"""

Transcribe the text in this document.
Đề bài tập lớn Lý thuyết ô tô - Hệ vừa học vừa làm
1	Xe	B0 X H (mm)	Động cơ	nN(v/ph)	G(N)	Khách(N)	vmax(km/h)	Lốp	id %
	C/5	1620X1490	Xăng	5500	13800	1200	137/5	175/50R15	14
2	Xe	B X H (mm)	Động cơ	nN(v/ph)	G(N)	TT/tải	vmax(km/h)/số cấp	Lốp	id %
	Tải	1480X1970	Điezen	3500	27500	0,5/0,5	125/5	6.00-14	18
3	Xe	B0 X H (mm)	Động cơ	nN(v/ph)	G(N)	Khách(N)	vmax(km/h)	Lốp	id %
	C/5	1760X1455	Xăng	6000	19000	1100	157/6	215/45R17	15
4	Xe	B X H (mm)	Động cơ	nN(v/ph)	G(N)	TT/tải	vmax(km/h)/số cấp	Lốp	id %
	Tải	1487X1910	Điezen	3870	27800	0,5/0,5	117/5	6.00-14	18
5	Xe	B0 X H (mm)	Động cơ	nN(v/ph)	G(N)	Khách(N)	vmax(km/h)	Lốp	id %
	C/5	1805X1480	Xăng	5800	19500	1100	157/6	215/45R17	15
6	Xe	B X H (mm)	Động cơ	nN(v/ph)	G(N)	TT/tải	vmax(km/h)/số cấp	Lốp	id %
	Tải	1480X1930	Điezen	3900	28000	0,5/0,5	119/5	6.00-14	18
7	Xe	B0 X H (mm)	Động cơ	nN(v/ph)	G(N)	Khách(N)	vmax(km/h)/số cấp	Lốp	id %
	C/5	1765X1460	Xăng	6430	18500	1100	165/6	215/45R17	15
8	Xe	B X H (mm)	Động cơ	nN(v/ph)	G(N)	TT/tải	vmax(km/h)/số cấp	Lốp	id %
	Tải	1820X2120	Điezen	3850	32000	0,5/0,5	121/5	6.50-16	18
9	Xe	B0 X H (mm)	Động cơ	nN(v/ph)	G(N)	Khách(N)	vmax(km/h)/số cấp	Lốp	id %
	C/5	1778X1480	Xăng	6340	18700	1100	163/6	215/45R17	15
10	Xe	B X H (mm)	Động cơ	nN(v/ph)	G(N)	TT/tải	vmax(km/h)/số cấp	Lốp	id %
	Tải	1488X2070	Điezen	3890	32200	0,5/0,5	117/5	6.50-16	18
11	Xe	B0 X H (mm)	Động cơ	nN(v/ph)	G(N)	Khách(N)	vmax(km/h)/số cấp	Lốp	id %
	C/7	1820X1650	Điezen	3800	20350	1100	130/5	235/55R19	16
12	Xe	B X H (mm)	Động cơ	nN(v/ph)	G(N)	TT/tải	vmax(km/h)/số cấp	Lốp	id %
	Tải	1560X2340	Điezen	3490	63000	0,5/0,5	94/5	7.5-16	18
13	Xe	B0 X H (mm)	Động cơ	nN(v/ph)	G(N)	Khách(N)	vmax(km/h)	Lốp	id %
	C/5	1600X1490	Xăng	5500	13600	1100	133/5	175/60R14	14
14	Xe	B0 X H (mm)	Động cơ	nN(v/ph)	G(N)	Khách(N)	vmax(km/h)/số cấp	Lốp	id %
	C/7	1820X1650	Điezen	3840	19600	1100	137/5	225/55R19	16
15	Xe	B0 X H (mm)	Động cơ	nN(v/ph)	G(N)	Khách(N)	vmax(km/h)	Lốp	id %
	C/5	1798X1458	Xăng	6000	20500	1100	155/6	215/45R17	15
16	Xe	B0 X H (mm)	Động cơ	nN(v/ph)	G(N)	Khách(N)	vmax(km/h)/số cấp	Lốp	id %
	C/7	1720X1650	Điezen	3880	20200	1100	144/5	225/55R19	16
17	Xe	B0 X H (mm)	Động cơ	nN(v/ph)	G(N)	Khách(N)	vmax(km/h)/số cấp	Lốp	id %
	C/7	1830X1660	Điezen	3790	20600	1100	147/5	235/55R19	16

"""

PROBLEM DETAILS: Transcribe the material above in its entirety. Match it exactly.

ANSWER FOR THIS EXERCISE:
Transcribe the text in this document.
Đề bài tập lớn Lý thuyết ô tô - Hệ vừa học vừa làm
1	Xe	B0 X H (mm)	Động cơ	nN(v/ph)	G(N)	Khách(N)	vmax(km/h)	Lốp	id %
	C/5	1620X1490	Xăng	5500	13800	1200	137/5	175/50R15	14
2	Xe	B X H (mm)	Động cơ	nN(v/ph)	G(N)	TT/tải	vmax(km/h)/số cấp	Lốp	id %
	Tải	1480X1970	Điezen	3500	27500	0,5/0,5	125/5	6.00-14	18
3	Xe	B0 X H (mm)	Động cơ	nN(v/ph)	G(N)	Khách(N)	vmax(km/h)	Lốp	id %
	C/5	1760X1455	Xăng	6000	19000	1100	157/6	215/45R17	15
4	Xe	B X H (mm)	Động cơ	nN(v/ph)	G(N)	TT/tải	vmax(km/h)/số cấp	Lốp	id %
	Tải	1487X1910	Điezen	3870	27800	0,5/0,5	117/5	6.00-14	18
5	Xe	B0 X H (mm)	Động cơ	nN(v/ph)	G(N)	Khách(N)	vmax(km/h)	Lốp	id %
	C/5	1805X1480	Xăng	5800	19500	1100	157/6	215/45R17	15
6	Xe	B X H (mm)	Động cơ	nN(v/ph)	G(N)	TT/tải	vmax(km/h)/số cấp	Lốp	id %
	Tải	1480X1930	Điezen	3900	28000	0,5/0,5	119/5	6.00-14	18
7	Xe	B0 X H (mm)	Động cơ	nN(v/ph)	G(N)	Khách(N)	vmax(km/h)/số cấp	Lốp	id %
	C/5	1765X1460	Xăng	6430	18500	1100	165/6	215/45R17	15
8	Xe	B X H (mm)	Động cơ	nN(v/ph)	G(N)	TT/tải	vmax(km/h)/số cấp	Lốp	id %
	Tải	1820X2120	Điezen	3850	32000	0,5/0,5	121/5	6.50-16	18
9	Xe	B0 X H (mm)	Động cơ	nN(v/ph)	G(N)	Khách(N)	vmax(km/h)/số cấp	Lốp	id %
	C/5	1778X1480	Xăng	6340	18700	1100	163/6	215/45R17	15
10	Xe	B X H (mm)	Động cơ	nN(v/ph)	G(N)	TT/tải	vmax(km/h)/số cấp	Lốp	id %
	Tải	1488X2070	Điezen	3890	32200	0,5/0,5	117/5	6.50-16	18
11	Xe	B0 X H (mm)	Động cơ	nN(v/ph)	G(N)	Khách(N)	vmax(km/h)/số cấp	Lốp	id %
	C/7	1820X1650	Điezen	3800	20350	1100	130/5	235/55R19	16
12	Xe	B X H (mm)	Động cơ	nN(v/ph)	G(N)	TT/tải	vmax(km/h)/số cấp	Lốp	id %
	Tải	1560X2340	Điezen	3490	63000	0,5/0,5	94/5	7.5-16	18
13	Xe	B0 X H (mm)	Động cơ	nN(v/ph)	G(N)	Khách(N)	vmax(km/h)	Lốp	id %
	C/5	1600X1490	Xăng	5500	13600	1100	133/5	175/60R14	14
14	Xe	B0 X H (mm)	Động cơ	nN(v/ph)	G(N)	Khách(N)	vmax(km/h)/số cấp	Lốp	id %
	C/7	1820X1650	Điezen	3840	19600	1100	137/5	225/55R19	16
15	Xe	B0 X H (mm)	Động cơ	nN(v/ph)	G(N)	Khách(N)	vmax(km/h)	Lốp	id %
	C/5	1798X1458	Xăng	6000	20500	1100	155/6	215/45R17	15
16	Xe	B0 X H (mm)	Động cơ	nN(v/ph)	G(N)	Khách(N)	vmax(km/h)/số cấp	Lốp	id %
	C/7	1720X1650	Điezen	3880	20200	1100	144/5	225/55R19	16
17	Xe	B0 X H (mm)	Động cơ	nN(v/ph)	G(N)	Khách(N)	vmax(km/h)/số cấp	Lốp	id %
	C/7	1830X1660	Điezen	3790	20600	1100	147/5	235/55R19	16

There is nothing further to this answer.